--- Start of Data ---

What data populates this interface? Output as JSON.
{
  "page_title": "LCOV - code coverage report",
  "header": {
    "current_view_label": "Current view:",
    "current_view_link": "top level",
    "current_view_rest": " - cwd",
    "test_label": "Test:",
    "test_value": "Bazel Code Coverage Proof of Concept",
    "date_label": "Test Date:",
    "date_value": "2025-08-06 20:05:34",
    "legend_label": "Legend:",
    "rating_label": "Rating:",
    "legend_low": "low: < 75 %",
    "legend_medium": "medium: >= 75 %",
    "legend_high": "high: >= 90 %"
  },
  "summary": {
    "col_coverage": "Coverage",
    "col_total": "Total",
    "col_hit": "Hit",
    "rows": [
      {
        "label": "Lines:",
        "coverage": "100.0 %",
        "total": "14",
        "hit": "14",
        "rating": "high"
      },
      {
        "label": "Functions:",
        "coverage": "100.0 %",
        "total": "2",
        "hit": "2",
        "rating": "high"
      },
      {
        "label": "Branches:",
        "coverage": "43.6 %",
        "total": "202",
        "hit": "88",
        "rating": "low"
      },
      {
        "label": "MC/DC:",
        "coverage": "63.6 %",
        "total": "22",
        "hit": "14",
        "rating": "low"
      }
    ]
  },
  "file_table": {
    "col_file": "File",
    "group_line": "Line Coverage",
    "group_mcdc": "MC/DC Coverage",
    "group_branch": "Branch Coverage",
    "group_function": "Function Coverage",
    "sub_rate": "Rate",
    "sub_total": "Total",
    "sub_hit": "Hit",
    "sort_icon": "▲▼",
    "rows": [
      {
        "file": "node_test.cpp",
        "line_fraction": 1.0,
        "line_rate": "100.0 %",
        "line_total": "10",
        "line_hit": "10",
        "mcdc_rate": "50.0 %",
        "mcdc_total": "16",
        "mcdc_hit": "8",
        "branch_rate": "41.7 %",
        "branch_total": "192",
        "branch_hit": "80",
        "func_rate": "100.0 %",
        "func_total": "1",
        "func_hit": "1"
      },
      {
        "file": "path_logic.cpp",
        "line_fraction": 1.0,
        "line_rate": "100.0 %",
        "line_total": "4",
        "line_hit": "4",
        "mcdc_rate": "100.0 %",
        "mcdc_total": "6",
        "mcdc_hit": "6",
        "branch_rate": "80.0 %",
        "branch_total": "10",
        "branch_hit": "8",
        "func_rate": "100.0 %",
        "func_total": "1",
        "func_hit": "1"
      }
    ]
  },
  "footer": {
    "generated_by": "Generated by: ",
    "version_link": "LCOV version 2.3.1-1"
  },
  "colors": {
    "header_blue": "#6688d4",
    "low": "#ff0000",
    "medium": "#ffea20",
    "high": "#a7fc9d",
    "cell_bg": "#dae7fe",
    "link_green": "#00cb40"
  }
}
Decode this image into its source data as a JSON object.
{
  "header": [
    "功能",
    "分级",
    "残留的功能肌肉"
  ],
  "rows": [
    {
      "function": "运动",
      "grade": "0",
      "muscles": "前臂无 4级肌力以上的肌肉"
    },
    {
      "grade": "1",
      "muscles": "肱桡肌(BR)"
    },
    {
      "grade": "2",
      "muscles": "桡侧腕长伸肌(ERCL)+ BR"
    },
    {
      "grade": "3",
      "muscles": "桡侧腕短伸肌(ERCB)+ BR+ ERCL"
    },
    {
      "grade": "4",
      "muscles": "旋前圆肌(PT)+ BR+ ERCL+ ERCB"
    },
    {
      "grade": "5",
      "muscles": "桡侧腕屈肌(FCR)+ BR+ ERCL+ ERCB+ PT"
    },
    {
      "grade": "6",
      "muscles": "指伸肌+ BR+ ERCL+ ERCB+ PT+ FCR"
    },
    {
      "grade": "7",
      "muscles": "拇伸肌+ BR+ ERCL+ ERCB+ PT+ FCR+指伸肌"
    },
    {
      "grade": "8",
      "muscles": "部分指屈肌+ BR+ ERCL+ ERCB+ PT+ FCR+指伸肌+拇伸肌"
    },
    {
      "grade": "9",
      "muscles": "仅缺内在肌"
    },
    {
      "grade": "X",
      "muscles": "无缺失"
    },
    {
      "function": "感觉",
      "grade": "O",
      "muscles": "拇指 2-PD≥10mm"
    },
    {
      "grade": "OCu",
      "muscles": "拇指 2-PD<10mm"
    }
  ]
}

--- End of Data ---

Print exactly the lines above, starting at the line that contains "Decode this image" and ending with the last line of the records, both included.

Decode this image into its source data as a JSON object.
{
  "header": [
    "功能",
    "分级",
    "残留的功能肌肉"
  ],
  "rows": [
    {
      "function": "运动",
      "grade": "0",
      "muscles": "前臂无 4级肌力以上的肌肉"
    },
    {
      "grade": "1",
      "muscles": "肱桡肌(BR)"
    },
    {
      "grade": "2",
      "muscles": "桡侧腕长伸肌(ERCL)+ BR"
    },
    {
      "grade": "3",
      "muscles": "桡侧腕短伸肌(ERCB)+ BR+ ERCL"
    },
    {
      "grade": "4",
      "muscles": "旋前圆肌(PT)+ BR+ ERCL+ ERCB"
    },
    {
      "grade": "5",
      "muscles": "桡侧腕屈肌(FCR)+ BR+ ERCL+ ERCB+ PT"
    },
    {
      "grade": "6",
      "muscles": "指伸肌+ BR+ ERCL+ ERCB+ PT+ FCR"
    },
    {
      "grade": "7",
      "muscles": "拇伸肌+ BR+ ERCL+ ERCB+ PT+ FCR+指伸肌"
    },
    {
      "grade": "8",
      "muscles": "部分指屈肌+ BR+ ERCL+ ERCB+ PT+ FCR+指伸肌+拇伸肌"
    },
    {
      "grade": "9",
      "muscles": "仅缺内在肌"
    },
    {
      "grade": "X",
      "muscles": "无缺失"
    },
    {
      "function": "感觉",
      "grade": "O",
      "muscles": "拇指 2-PD≥10mm"
    },
    {
      "grade": "OCu",
      "muscles": "拇指 2-PD<10mm"
    }
  ]
}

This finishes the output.